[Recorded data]
--------------------

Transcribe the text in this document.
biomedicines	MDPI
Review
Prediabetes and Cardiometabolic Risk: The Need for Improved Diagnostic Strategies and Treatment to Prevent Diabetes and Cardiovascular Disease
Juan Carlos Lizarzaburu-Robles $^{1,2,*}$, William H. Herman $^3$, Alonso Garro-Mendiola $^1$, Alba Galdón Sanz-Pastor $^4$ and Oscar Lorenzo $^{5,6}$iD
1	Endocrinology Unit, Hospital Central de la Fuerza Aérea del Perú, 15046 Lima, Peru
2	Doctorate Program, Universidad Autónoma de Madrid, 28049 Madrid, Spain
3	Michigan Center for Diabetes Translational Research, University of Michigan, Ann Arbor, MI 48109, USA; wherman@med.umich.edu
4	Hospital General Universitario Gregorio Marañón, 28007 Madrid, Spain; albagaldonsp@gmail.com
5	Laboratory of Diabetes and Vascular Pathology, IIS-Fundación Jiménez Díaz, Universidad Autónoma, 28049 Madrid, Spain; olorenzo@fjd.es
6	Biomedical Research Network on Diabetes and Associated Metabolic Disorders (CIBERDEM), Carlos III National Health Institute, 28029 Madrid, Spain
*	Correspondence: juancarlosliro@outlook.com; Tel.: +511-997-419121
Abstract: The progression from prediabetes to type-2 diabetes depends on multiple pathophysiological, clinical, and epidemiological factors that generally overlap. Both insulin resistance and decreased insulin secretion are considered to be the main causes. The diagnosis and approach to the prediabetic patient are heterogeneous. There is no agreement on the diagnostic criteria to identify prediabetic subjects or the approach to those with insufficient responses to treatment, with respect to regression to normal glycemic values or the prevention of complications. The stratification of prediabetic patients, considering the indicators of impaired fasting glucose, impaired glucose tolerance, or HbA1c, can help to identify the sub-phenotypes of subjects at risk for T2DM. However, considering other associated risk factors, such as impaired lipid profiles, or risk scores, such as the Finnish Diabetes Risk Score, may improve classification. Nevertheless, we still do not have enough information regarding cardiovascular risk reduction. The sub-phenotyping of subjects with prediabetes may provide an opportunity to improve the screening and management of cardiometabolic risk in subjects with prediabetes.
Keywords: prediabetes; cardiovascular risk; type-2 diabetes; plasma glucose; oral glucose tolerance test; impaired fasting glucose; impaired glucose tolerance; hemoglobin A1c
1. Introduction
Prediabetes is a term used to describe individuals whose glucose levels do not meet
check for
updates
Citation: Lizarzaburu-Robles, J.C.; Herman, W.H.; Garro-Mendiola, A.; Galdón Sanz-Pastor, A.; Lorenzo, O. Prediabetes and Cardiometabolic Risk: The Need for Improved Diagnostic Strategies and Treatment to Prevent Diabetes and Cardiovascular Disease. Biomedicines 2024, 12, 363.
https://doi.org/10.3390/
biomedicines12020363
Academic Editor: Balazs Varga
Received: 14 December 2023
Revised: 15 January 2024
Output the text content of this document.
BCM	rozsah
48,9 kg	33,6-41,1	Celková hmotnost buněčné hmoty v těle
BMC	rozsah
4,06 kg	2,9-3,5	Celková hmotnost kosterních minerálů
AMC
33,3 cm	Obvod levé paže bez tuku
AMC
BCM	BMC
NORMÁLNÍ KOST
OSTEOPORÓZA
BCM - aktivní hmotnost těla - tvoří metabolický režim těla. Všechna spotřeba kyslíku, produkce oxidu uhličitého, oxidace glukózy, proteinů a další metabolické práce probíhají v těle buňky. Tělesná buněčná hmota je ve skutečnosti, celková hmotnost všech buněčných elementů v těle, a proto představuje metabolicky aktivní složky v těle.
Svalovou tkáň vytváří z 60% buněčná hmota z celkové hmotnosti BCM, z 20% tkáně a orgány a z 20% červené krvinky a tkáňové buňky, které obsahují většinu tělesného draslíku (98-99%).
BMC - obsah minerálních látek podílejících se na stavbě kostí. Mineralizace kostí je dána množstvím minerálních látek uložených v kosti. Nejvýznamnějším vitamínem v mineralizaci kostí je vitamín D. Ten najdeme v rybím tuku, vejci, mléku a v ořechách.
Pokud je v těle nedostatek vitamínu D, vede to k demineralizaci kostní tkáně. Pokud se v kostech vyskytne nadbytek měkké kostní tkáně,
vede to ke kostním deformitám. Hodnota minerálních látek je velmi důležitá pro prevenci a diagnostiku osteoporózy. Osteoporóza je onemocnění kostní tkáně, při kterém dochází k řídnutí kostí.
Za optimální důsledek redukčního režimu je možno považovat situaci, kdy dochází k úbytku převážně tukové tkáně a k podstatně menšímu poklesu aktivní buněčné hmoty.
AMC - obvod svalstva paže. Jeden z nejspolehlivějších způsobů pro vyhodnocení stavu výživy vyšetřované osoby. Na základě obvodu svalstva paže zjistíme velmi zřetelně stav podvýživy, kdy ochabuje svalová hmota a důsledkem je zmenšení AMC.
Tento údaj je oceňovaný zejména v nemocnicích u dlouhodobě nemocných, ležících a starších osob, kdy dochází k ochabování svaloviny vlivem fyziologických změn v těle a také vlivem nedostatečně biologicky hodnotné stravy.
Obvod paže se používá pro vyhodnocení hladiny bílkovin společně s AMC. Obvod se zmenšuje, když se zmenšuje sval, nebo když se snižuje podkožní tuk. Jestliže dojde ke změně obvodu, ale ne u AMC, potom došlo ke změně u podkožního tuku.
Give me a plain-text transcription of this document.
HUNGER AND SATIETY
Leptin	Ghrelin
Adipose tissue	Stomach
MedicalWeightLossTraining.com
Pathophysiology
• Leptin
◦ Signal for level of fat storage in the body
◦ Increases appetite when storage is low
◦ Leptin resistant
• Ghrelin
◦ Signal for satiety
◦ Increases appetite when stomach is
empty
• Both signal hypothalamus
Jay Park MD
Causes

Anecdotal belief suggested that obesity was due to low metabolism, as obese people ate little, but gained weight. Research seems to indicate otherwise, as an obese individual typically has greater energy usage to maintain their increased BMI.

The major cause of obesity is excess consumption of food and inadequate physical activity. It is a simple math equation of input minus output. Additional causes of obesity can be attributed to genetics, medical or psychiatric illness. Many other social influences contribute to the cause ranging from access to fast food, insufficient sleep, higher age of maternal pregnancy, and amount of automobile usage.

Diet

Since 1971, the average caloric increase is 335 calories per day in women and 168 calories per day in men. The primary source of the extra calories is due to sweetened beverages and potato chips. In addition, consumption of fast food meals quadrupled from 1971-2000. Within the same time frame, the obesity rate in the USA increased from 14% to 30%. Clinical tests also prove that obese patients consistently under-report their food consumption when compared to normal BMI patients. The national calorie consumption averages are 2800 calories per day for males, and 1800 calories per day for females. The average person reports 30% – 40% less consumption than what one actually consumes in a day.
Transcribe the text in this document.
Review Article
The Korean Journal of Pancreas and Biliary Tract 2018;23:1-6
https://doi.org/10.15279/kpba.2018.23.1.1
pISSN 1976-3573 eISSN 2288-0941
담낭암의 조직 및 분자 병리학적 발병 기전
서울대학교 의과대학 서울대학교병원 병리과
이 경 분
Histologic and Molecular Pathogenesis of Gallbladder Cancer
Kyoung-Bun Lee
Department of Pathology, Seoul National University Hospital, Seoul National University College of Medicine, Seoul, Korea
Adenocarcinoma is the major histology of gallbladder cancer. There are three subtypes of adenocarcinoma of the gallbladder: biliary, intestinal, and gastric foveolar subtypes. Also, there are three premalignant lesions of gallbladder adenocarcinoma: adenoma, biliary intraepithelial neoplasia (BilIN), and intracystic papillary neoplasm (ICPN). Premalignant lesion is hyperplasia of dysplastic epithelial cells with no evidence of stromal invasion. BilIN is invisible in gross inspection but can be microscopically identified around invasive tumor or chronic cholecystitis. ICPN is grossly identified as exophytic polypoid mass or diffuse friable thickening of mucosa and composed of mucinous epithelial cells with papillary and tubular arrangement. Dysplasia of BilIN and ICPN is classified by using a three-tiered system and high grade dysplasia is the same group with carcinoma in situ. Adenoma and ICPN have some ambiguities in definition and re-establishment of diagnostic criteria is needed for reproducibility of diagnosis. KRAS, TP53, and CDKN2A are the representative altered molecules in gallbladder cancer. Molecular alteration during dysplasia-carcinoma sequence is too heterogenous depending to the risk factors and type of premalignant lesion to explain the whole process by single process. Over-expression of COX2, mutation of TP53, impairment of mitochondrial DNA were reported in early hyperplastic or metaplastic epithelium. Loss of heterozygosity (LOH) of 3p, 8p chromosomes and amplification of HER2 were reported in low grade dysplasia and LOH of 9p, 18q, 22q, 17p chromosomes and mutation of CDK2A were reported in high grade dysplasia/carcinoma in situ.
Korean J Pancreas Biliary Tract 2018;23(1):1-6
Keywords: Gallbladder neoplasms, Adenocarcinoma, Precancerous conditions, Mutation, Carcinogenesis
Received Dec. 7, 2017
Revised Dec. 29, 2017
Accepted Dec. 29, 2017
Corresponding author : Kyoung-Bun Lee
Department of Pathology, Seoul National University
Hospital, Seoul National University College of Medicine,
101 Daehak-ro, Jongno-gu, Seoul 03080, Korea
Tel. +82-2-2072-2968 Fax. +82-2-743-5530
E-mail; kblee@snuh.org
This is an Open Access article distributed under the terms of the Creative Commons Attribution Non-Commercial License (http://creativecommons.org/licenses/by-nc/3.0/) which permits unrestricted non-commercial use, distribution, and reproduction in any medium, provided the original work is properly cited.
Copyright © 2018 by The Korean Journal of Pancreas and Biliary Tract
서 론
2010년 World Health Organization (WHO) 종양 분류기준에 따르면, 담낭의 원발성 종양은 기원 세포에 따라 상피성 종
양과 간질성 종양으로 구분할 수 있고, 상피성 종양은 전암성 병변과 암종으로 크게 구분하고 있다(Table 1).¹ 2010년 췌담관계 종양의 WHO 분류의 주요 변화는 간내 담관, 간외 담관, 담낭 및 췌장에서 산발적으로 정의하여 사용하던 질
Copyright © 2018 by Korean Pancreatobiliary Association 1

--------------------

- TRY IT -
If a line in the entries holds the string "Kyoung", copy it.

- TASK RESPONSE -
Kyoung-Bun Lee
Corresponding author : Kyoung-Bun Lee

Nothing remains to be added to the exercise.